> [Written problem]:
Pick every line with "text" from the material below.
================
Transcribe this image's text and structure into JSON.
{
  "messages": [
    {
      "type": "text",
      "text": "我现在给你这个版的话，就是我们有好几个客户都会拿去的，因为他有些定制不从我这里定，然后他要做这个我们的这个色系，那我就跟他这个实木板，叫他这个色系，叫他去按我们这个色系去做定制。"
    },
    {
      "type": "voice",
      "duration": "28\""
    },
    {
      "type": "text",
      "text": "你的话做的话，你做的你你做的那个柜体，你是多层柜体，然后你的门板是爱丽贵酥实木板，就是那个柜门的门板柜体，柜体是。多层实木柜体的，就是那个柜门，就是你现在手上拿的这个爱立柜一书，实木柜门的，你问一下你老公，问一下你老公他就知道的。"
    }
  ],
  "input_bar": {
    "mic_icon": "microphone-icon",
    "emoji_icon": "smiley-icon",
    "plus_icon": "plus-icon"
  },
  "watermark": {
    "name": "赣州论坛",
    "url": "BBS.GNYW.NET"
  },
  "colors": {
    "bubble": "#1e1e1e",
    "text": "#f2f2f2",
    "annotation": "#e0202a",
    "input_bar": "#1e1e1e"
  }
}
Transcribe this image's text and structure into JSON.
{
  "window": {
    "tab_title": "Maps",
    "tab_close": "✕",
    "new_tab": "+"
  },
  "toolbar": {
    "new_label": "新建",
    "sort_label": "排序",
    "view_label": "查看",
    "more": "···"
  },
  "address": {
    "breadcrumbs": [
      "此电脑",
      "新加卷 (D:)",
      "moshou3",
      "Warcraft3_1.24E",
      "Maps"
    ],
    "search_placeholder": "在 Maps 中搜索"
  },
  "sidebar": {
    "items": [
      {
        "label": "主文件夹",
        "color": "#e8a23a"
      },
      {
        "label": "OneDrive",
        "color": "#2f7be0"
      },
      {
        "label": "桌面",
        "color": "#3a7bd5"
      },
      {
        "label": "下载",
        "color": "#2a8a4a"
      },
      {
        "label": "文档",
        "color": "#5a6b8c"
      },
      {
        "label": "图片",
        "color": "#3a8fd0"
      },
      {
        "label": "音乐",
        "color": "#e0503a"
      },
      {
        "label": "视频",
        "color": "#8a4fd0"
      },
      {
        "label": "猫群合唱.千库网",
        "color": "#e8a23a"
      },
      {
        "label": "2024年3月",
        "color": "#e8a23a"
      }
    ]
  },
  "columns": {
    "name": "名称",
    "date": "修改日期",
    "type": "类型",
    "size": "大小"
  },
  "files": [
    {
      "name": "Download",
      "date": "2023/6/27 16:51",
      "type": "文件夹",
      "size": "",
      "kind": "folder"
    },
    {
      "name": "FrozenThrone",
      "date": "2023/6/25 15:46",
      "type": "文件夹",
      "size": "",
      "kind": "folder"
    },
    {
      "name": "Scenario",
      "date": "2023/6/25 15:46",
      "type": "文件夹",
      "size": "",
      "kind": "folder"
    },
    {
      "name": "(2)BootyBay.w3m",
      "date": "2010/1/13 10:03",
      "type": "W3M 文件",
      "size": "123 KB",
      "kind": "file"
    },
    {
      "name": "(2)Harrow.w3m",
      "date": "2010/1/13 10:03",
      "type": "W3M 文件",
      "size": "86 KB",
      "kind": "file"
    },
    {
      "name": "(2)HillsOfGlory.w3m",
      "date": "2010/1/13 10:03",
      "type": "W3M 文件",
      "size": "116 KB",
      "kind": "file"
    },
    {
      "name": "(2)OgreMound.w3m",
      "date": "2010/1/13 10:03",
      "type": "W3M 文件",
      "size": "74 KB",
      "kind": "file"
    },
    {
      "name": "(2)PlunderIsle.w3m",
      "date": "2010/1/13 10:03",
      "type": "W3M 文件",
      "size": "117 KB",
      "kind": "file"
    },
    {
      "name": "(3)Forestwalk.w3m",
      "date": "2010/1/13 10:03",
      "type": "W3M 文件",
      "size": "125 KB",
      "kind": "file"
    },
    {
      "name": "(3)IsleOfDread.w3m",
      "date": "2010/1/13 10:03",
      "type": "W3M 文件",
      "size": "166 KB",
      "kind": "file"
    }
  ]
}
================
> [Exercise solution]:
Transcribe this image's text and structure into JSON.
      "type": "text",
      "text": "我现在给你这个版的话，就是我们有好几个客户都会拿去的，因为他有些定制不从我这里定，然后他要做这个我们的这个色系，那我就跟他这个实木板，叫他这个色系，叫他去按我们这个色系去做定制。"
      "type": "text",
      "text": "你的话做的话，你做的你你做的那个柜体，你是多层柜体，然后你的门板是爱丽贵酥实木板，就是那个柜门的门板柜体，柜体是。多层实木柜体的，就是那个柜门，就是你现在手上拿的这个爱立柜一书，实木柜门的，你问一下你老公，问一下你老公他就知道的。"
    "text": "#f2f2f2",
Transcribe this image's text and structure into JSON.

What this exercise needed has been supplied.